Material to process
>>>

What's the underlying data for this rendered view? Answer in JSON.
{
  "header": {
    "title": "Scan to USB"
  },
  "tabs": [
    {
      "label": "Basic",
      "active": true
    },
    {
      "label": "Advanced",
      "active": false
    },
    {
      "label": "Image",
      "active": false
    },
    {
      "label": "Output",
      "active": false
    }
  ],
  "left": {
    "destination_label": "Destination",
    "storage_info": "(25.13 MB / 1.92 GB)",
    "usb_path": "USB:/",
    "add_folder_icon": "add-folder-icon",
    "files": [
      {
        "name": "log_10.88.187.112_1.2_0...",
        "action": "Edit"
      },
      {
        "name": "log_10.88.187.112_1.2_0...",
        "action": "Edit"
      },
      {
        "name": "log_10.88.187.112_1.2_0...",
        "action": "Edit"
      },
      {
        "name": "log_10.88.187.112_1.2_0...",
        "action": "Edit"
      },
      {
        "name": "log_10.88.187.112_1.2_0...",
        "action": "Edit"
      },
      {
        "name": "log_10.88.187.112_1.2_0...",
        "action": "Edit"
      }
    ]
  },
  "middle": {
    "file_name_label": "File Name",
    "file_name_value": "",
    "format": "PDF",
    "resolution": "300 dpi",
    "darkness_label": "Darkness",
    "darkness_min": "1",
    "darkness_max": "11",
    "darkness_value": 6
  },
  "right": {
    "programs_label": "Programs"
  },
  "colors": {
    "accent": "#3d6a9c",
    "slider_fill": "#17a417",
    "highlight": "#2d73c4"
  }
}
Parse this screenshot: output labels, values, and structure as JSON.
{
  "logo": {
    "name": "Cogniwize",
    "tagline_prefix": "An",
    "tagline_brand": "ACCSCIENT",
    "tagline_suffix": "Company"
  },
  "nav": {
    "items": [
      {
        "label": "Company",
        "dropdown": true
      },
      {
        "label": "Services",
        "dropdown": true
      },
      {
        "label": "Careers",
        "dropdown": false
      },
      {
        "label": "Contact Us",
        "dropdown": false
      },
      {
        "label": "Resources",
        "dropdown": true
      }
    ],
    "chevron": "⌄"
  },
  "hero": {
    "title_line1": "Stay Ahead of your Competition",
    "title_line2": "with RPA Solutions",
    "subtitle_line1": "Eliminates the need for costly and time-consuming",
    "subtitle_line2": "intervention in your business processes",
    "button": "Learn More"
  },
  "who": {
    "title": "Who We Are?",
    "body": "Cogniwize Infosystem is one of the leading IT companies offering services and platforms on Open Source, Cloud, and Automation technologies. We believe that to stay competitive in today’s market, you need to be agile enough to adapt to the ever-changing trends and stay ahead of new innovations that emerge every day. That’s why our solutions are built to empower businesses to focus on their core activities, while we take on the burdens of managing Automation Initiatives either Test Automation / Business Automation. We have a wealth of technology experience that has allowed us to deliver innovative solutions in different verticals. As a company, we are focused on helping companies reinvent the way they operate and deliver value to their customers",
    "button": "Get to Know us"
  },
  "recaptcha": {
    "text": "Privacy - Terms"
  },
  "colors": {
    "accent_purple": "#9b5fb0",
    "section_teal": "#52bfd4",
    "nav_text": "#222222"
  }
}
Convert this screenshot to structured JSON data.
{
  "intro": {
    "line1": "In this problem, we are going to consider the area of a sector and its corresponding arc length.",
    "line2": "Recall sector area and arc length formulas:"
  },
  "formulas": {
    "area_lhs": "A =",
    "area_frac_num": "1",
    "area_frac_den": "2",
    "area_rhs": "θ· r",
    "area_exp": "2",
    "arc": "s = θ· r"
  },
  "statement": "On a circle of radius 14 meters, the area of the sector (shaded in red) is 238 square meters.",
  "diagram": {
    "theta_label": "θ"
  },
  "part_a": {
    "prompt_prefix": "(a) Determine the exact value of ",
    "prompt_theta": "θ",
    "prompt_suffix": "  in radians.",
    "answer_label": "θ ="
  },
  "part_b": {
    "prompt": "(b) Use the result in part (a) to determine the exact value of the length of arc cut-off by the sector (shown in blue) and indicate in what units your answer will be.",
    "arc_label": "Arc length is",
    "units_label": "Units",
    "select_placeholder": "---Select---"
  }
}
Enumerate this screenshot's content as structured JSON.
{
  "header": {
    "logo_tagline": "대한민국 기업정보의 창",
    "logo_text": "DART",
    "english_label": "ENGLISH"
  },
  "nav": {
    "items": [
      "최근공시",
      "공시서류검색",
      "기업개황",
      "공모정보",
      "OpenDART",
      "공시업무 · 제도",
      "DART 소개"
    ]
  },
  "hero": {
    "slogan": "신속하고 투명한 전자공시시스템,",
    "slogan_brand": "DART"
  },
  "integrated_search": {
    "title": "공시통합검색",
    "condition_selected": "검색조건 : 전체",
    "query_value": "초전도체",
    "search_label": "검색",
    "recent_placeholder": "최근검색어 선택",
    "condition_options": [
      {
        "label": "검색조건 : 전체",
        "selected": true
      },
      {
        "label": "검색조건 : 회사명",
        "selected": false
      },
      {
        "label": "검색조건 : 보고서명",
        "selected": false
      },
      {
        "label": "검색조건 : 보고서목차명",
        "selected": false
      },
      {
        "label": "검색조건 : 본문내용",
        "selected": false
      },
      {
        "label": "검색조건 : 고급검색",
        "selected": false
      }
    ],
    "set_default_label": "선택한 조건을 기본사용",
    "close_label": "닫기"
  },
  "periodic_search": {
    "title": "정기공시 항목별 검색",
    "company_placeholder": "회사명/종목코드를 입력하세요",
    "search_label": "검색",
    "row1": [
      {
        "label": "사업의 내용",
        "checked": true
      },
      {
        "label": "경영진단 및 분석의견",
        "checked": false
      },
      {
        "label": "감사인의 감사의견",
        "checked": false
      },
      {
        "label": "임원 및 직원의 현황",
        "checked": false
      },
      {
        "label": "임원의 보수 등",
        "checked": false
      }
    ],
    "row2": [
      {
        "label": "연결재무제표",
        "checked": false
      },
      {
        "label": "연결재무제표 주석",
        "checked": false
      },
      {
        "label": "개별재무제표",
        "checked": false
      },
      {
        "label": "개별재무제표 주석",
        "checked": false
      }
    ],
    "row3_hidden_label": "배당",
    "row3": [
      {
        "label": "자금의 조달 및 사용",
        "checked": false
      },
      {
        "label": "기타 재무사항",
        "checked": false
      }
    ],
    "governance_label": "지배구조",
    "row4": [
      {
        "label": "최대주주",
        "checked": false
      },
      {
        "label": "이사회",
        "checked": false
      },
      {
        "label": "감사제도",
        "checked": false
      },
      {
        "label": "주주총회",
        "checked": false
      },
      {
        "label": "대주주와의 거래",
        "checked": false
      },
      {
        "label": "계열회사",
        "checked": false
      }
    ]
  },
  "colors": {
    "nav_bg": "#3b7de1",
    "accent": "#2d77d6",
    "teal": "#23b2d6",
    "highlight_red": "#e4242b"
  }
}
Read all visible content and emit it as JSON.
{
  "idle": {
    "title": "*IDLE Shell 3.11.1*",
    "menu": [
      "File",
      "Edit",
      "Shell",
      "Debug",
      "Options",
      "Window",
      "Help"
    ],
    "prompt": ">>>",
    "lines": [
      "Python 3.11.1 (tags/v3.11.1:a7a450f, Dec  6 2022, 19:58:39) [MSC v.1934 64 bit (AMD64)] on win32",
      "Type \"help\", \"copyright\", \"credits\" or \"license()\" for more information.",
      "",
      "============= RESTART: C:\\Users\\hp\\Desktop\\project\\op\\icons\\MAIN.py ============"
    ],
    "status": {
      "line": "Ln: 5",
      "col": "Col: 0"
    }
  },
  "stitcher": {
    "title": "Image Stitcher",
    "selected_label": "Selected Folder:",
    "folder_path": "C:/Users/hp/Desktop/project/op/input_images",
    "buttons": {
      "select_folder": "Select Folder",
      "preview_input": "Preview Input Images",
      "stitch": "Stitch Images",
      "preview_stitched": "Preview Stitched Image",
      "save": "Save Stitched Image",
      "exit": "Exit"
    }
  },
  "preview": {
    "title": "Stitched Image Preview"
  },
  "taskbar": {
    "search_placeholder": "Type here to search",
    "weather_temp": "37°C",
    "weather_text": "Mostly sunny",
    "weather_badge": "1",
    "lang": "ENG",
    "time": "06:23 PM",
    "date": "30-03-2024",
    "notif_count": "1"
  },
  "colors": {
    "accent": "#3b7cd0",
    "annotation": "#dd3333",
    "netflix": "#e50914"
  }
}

<<<

Given exercise
Count how many lines of the listing above include "Cogniwize" and report that number alone.

The response
2